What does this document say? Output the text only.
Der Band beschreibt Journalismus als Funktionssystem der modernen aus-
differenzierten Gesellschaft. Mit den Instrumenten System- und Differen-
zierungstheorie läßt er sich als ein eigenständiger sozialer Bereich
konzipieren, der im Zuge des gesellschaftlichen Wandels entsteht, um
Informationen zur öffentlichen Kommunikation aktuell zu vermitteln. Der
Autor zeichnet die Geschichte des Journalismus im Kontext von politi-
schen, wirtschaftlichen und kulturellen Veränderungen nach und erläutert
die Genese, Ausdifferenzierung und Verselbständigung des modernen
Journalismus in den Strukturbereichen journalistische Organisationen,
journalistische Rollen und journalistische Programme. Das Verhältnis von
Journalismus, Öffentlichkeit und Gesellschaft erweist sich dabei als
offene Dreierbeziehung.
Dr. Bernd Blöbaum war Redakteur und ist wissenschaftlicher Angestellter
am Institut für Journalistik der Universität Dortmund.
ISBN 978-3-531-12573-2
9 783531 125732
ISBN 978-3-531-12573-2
---
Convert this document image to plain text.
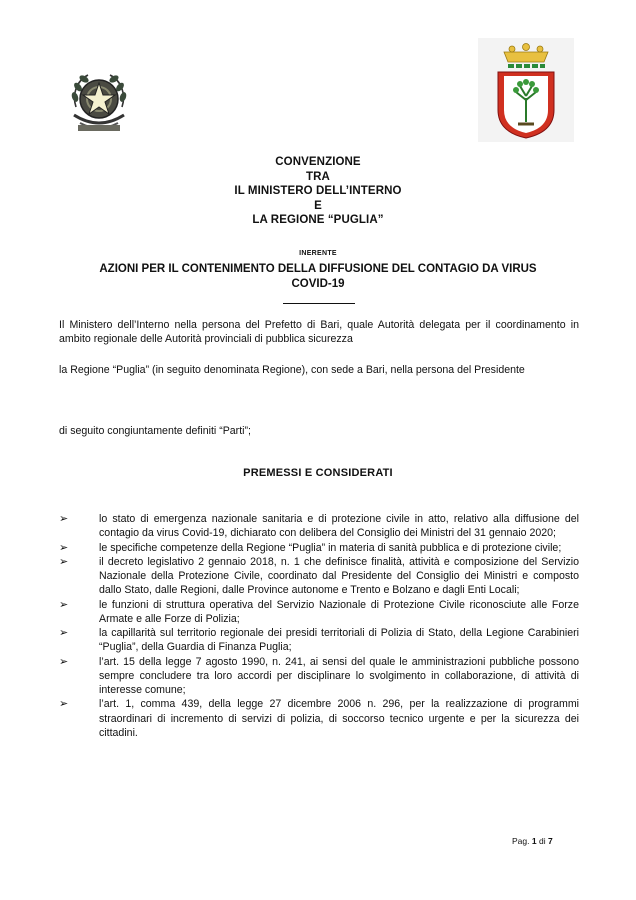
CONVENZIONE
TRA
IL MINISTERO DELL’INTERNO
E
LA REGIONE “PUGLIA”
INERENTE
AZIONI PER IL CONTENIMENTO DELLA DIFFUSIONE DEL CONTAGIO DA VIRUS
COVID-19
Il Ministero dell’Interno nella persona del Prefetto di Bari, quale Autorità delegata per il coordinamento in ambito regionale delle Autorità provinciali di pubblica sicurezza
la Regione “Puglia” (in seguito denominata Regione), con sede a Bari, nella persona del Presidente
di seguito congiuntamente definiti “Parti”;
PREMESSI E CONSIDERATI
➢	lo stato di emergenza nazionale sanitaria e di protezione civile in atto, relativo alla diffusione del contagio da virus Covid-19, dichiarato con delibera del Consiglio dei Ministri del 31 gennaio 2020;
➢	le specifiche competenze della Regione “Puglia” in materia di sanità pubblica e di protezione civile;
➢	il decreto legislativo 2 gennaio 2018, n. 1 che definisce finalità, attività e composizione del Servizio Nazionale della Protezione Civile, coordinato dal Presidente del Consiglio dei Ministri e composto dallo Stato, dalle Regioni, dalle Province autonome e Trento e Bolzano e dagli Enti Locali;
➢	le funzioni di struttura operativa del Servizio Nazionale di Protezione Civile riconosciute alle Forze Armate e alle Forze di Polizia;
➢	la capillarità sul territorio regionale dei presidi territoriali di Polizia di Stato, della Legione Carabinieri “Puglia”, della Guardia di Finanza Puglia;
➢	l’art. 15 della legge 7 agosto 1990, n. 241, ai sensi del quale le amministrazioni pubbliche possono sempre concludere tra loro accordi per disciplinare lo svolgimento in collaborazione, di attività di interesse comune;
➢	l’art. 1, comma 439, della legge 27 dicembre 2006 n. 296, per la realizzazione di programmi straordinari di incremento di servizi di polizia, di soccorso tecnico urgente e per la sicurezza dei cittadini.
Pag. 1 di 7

INSTRUCTIONS FOR THE TASK => Filter the listing above for the string "sich" and copy every matching line.

FINAL ANSWER =>
zierungstheorie läßt er sich als ein eigenständiger sozialer Bereich
Journalismus, Öffentlichkeit und Gesellschaft erweist sich dabei als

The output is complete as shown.